*What is asked*.
Write the records below out in full, character for character, with no pictures.

+++ Information supplied

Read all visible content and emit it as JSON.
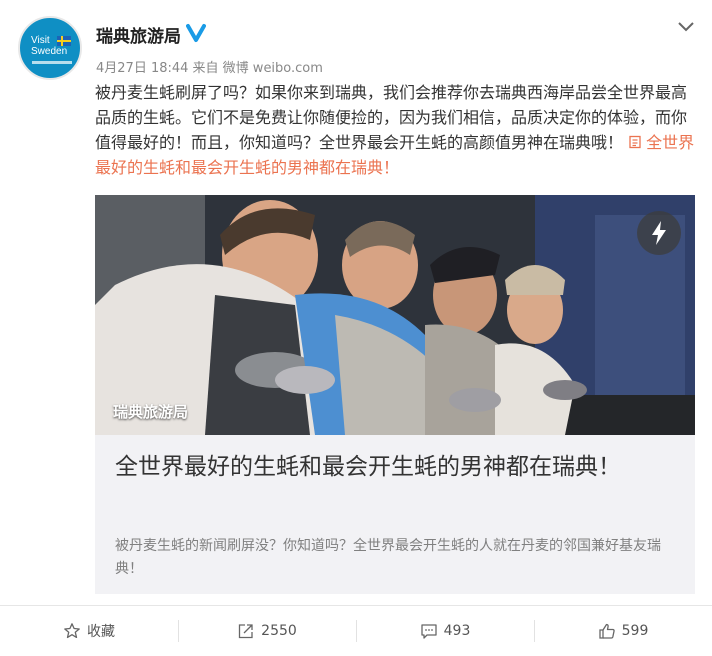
{
  "post": {
    "avatar": {
      "logo_text": "Visit Sweden"
    },
    "username": "瑞典旅游局",
    "meta": "4月27日 18:44 来自 微博 weibo.com",
    "text": "被丹麦生蚝刷屏了吗？如果你来到瑞典，我们会推荐你去瑞典西海岸品尝全世界最高品质的生蚝。它们不是免费让你随便捡的，因为我们相信，品质决定你的体验，而你值得最好的！而且，你知道吗？全世界最会开生蚝的高颜值男神在瑞典哦！",
    "link_text": "全世界最好的生蚝和最会开生蚝的男神都在瑞典！",
    "link_icon": "article-icon"
  },
  "card": {
    "image_caption": "瑞典旅游局",
    "title": "全世界最好的生蚝和最会开生蚝的男神都在瑞典！",
    "description": "被丹麦生蚝的新闻刷屏没？你知道吗？全世界最会开生蚝的人就在丹麦的邻国兼好基友瑞典！"
  },
  "actions": {
    "favorite": "收藏",
    "repost": "2550",
    "comment": "493",
    "like": "599"
  },
  "colors": {
    "link": "#eb7350",
    "verified": "#1a9be6",
    "brand": "#0f8fc4"
  }
}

++++++

*Answer to the task*.
Read all visible content and emit it as JSON.
{
  "post": {
    "avatar": {
      "logo_text": "Visit Sweden"
    },
    "username": "瑞典旅游局",
    "meta": "4月27日 18:44 来自 微博 weibo.com",
    "text": "被丹麦生蚝刷屏了吗？如果你来到瑞典，我们会推荐你去瑞典西海岸品尝全世界最高品质的生蚝。它们不是免费让你随便捡的，因为我们相信，品质决定你的体验，而你值得最好的！而且，你知道吗？全世界最会开生蚝的高颜值男神在瑞典哦！",
    "link_text": "全世界最好的生蚝和最会开生蚝的男神都在瑞典！",
    "link_icon": "article-icon"
  },
  "card": {
    "image_caption": "瑞典旅游局",
    "title": "全世界最好的生蚝和最会开生蚝的男神都在瑞典！",
    "description": "被丹麦生蚝的新闻刷屏没？你知道吗？全世界最会开生蚝的人就在丹麦的邻国兼好基友瑞典！"
  },
  "actions": {
    "favorite": "收藏",
    "repost": "2550",
    "comment": "493",
    "like": "599"
  },
  "colors": {
    "link": "#eb7350",
    "verified": "#1a9be6",
    "brand": "#0f8fc4"
  }
}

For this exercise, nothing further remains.